Transcribed page data

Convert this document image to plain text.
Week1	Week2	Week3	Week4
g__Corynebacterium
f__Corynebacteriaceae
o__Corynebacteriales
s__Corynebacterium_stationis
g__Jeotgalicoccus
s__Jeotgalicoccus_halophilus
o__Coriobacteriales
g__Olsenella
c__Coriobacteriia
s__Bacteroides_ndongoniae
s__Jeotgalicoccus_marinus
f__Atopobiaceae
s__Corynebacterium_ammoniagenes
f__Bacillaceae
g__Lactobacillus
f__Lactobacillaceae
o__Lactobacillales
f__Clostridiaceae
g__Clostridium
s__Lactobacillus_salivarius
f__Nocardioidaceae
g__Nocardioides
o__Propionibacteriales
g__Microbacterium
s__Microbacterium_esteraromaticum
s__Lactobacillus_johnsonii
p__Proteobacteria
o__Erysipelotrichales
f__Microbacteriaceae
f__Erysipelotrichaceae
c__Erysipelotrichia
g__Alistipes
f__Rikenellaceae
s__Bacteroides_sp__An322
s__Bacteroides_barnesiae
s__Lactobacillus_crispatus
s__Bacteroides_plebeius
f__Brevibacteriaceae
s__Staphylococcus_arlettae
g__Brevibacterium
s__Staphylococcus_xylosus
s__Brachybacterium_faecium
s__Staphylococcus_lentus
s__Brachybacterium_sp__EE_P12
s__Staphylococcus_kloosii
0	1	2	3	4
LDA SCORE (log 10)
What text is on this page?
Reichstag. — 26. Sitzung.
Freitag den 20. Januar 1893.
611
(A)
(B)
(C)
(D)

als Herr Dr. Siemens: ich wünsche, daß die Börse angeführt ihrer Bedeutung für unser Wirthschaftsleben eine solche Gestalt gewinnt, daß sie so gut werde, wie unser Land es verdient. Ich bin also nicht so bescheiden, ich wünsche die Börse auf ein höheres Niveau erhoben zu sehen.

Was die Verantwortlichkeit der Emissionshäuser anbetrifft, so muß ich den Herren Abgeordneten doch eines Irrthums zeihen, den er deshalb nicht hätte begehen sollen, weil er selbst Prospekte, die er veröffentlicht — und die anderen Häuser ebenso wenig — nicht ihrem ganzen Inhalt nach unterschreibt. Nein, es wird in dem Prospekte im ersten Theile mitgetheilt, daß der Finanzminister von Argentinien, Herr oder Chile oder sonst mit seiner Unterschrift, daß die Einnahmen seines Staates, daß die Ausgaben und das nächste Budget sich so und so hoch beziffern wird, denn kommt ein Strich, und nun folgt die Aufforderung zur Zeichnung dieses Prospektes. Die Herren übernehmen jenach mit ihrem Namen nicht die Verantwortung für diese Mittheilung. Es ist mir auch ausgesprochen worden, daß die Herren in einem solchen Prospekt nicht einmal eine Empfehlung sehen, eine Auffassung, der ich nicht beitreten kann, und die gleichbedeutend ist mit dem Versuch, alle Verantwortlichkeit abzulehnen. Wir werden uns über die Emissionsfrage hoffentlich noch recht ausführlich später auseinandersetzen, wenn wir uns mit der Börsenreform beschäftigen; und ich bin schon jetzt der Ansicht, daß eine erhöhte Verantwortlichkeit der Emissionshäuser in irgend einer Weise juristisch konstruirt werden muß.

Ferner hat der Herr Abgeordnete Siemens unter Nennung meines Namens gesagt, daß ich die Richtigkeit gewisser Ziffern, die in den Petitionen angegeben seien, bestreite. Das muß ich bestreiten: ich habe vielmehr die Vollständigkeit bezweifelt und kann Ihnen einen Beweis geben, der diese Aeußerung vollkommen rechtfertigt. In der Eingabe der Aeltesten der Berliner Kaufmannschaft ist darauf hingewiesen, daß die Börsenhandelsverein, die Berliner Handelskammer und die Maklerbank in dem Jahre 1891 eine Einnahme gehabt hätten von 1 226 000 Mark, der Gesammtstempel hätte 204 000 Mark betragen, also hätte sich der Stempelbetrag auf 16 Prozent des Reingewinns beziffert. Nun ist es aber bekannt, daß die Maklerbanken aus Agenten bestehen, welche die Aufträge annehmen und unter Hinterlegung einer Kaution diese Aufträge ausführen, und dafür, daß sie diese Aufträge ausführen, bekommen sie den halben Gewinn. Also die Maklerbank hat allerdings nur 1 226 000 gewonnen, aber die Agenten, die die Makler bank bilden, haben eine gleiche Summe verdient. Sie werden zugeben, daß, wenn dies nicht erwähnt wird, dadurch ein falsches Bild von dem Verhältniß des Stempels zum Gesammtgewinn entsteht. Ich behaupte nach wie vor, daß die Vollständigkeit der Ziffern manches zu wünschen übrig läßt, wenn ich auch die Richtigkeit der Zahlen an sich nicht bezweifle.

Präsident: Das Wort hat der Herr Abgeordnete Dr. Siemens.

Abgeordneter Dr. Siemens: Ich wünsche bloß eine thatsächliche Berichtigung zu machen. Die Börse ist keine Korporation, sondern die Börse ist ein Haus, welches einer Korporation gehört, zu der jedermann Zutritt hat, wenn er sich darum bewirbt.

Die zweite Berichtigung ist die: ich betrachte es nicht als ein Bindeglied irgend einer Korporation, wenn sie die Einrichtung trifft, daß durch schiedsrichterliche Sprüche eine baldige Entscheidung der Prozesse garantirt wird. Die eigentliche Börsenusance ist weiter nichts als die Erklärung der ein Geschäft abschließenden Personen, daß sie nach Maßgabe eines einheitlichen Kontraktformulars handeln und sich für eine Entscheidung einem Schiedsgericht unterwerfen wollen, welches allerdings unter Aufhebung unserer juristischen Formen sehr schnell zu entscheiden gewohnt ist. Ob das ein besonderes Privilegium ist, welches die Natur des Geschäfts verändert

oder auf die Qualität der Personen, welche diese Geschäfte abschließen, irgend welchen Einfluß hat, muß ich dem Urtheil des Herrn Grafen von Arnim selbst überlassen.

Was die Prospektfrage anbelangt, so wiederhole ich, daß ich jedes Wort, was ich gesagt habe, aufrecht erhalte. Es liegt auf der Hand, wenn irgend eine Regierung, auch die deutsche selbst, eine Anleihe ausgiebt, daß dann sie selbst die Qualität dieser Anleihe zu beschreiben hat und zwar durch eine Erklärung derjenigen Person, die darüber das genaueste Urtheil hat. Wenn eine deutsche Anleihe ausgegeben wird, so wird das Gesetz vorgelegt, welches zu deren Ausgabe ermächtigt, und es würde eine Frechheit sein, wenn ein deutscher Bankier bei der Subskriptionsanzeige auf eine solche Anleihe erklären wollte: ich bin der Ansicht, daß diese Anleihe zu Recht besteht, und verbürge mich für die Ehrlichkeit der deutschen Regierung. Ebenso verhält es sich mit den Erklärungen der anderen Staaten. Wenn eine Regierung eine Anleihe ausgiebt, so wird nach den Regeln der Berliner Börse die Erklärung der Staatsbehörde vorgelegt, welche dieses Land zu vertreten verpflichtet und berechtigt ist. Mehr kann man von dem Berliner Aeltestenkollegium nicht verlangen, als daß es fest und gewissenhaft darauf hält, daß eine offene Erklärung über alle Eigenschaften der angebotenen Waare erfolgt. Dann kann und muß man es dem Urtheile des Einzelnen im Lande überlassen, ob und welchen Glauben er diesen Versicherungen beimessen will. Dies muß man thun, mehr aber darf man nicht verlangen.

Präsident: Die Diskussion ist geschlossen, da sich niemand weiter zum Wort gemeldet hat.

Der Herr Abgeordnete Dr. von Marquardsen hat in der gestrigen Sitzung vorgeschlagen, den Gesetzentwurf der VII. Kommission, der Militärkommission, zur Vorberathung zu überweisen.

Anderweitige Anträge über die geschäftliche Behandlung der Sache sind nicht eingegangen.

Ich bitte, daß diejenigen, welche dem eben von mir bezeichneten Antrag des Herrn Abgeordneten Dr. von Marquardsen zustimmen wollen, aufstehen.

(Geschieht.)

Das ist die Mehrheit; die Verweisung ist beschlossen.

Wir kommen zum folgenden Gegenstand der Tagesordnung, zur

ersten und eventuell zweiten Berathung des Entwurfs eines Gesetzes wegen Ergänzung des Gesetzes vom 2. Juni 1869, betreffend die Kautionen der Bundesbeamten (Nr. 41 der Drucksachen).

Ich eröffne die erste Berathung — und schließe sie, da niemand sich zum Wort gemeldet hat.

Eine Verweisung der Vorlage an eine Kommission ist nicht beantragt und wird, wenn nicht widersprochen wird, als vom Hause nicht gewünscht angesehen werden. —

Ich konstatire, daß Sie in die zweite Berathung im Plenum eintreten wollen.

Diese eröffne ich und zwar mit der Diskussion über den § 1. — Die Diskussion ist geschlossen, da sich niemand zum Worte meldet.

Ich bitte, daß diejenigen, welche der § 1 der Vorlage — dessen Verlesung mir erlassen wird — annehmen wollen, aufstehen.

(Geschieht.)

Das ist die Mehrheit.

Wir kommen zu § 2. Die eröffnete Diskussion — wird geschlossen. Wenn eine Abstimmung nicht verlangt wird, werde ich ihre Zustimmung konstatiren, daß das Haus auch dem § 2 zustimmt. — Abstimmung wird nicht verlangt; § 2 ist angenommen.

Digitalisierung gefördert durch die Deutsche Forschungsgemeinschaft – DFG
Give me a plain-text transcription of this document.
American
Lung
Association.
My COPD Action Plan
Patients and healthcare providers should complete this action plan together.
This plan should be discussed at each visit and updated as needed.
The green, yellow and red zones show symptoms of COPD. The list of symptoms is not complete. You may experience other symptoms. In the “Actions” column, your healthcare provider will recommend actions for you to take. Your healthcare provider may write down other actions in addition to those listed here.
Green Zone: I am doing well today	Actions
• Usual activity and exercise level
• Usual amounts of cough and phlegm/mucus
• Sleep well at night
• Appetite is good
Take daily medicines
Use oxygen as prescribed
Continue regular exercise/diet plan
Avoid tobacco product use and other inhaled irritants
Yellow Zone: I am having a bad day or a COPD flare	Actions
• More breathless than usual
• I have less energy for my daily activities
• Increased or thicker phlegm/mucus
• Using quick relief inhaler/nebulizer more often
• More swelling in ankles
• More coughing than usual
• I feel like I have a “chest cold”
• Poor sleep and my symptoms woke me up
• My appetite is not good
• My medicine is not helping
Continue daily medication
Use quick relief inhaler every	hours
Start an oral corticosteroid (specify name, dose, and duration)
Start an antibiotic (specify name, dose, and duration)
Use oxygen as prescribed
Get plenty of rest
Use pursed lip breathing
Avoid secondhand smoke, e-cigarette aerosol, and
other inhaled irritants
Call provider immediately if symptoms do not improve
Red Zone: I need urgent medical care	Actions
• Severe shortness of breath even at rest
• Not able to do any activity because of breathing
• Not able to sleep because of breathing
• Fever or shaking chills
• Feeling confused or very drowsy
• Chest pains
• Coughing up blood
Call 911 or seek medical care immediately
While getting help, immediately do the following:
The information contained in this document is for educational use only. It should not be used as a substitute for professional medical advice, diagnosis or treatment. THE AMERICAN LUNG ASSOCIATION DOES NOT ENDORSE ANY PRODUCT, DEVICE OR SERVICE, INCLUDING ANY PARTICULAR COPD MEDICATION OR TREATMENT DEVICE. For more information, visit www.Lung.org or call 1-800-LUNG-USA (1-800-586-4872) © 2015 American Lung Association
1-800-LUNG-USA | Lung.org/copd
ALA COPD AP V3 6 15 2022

*Task prompt*
For the entries above, give only the number of lines that contain the word "than".

*Response to the task*
2